== What is required ==
Write the data out again exactly, dropping any images it holds.

## Begin Data for processing

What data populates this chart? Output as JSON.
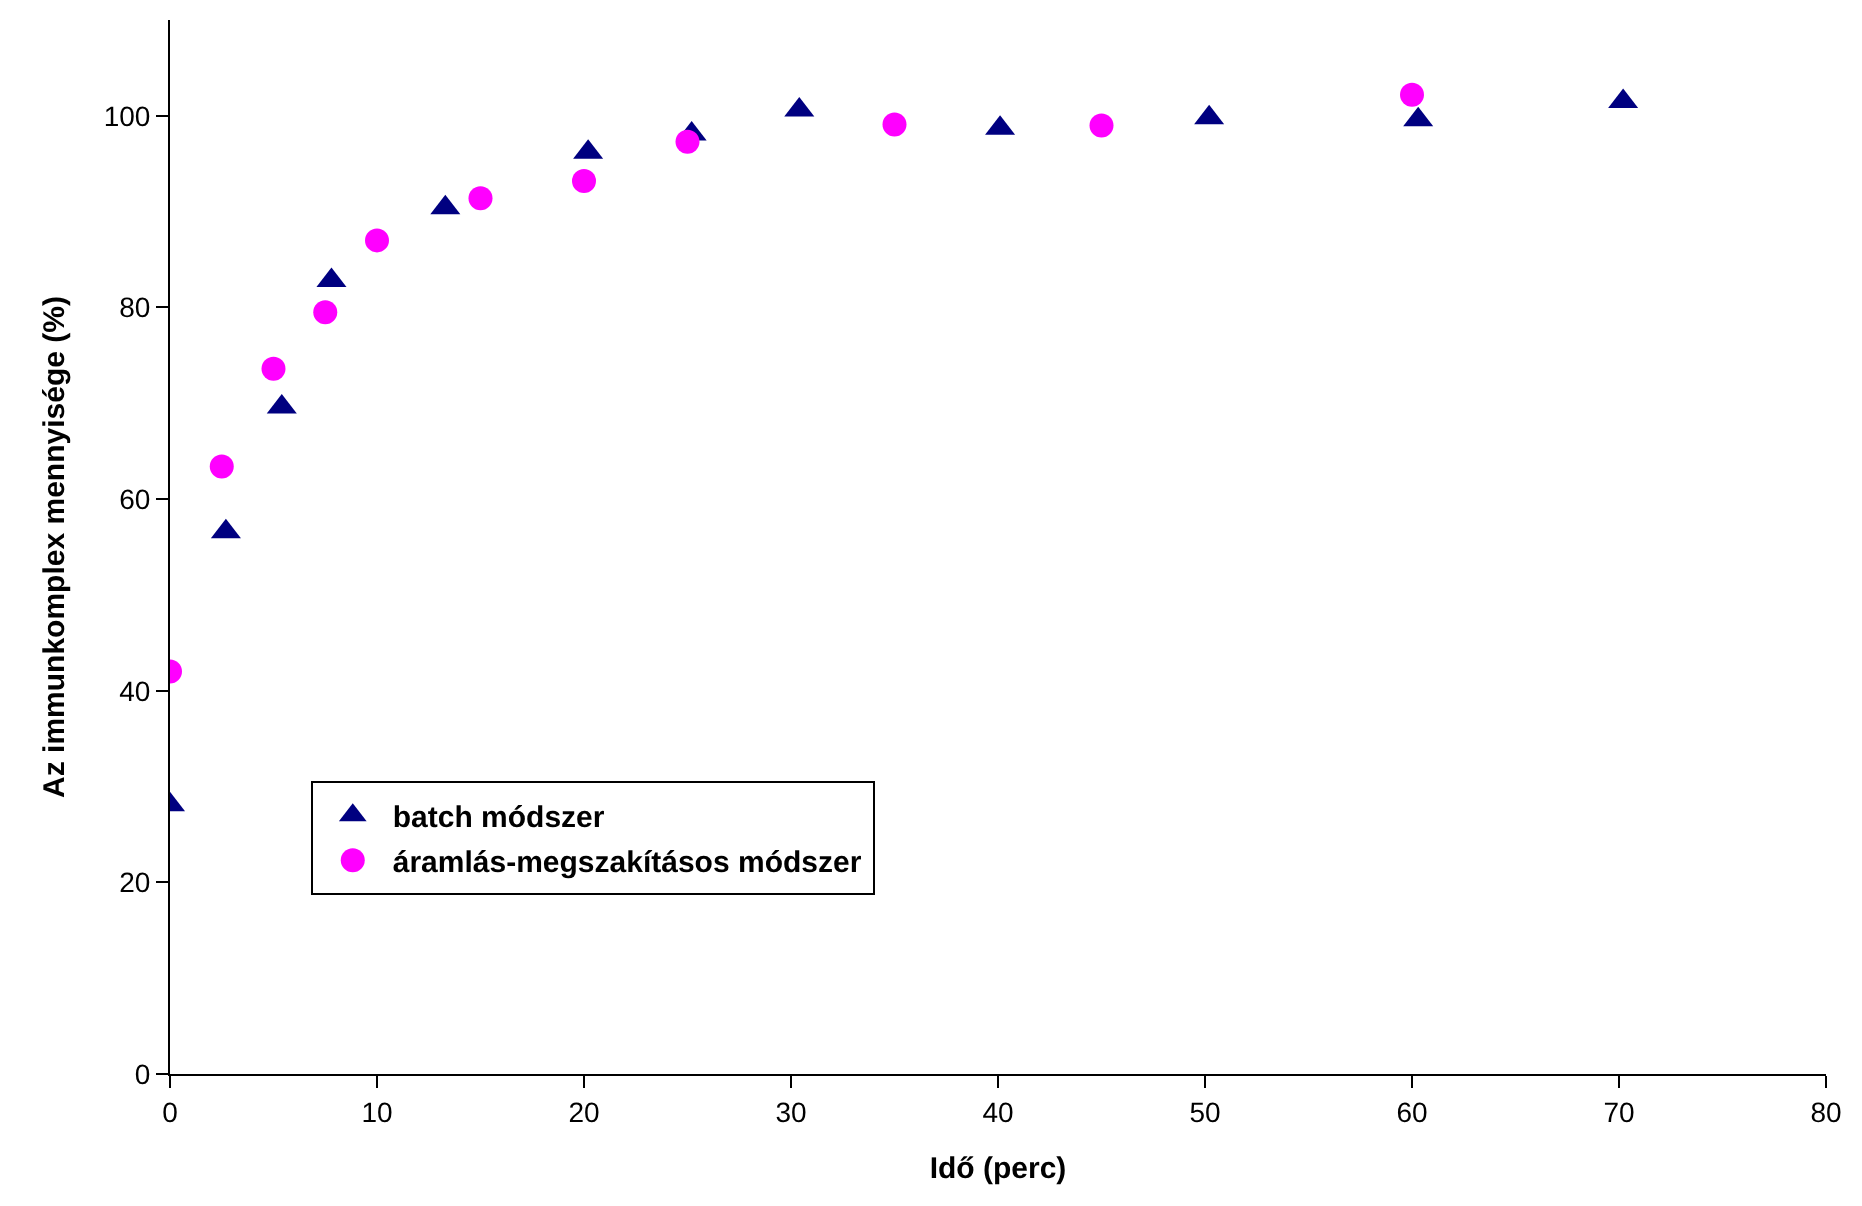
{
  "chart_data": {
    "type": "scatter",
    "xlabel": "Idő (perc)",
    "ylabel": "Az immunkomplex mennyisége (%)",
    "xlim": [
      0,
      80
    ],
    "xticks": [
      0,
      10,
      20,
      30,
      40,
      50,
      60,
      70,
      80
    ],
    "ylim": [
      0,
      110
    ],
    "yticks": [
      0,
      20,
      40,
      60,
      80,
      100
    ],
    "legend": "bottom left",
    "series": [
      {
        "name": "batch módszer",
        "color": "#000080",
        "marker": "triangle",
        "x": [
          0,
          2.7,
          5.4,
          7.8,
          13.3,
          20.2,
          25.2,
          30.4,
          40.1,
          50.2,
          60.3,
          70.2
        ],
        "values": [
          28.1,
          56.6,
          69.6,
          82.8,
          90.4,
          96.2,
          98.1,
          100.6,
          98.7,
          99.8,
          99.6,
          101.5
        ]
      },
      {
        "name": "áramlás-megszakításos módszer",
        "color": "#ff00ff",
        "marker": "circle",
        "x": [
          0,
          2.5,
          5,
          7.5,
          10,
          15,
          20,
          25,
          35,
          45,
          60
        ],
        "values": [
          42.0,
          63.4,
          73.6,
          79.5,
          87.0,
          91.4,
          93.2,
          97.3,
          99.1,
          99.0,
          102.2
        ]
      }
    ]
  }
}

## End Data for processing

== Output of the task ==
What data populates this chart? Output as JSON.
{
  "chart_data": {
    "type": "scatter",
    "xlabel": "Idő (perc)",
    "ylabel": "Az immunkomplex mennyisége (%)",
    "xlim": [
      0,
      80
    ],
    "xticks": [
      0,
      10,
      20,
      30,
      40,
      50,
      60,
      70,
      80
    ],
    "ylim": [
      0,
      110
    ],
    "yticks": [
      0,
      20,
      40,
      60,
      80,
      100
    ],
    "legend": "bottom left",
    "series": [
      {
        "name": "batch módszer",
        "color": "#000080",
        "marker": "triangle",
        "x": [
          0,
          2.7,
          5.4,
          7.8,
          13.3,
          20.2,
          25.2,
          30.4,
          40.1,
          50.2,
          60.3,
          70.2
        ],
        "values": [
          28.1,
          56.6,
          69.6,
          82.8,
          90.4,
          96.2,
          98.1,
          100.6,
          98.7,
          99.8,
          99.6,
          101.5
        ]
      },
      {
        "name": "áramlás-megszakításos módszer",
        "color": "#ff00ff",
        "marker": "circle",
        "x": [
          0,
          2.5,
          5,
          7.5,
          10,
          15,
          20,
          25,
          35,
          45,
          60
        ],
        "values": [
          42.0,
          63.4,
          73.6,
          79.5,
          87.0,
          91.4,
          93.2,
          97.3,
          99.1,
          99.0,
          102.2
        ]
      }
    ]
  }
}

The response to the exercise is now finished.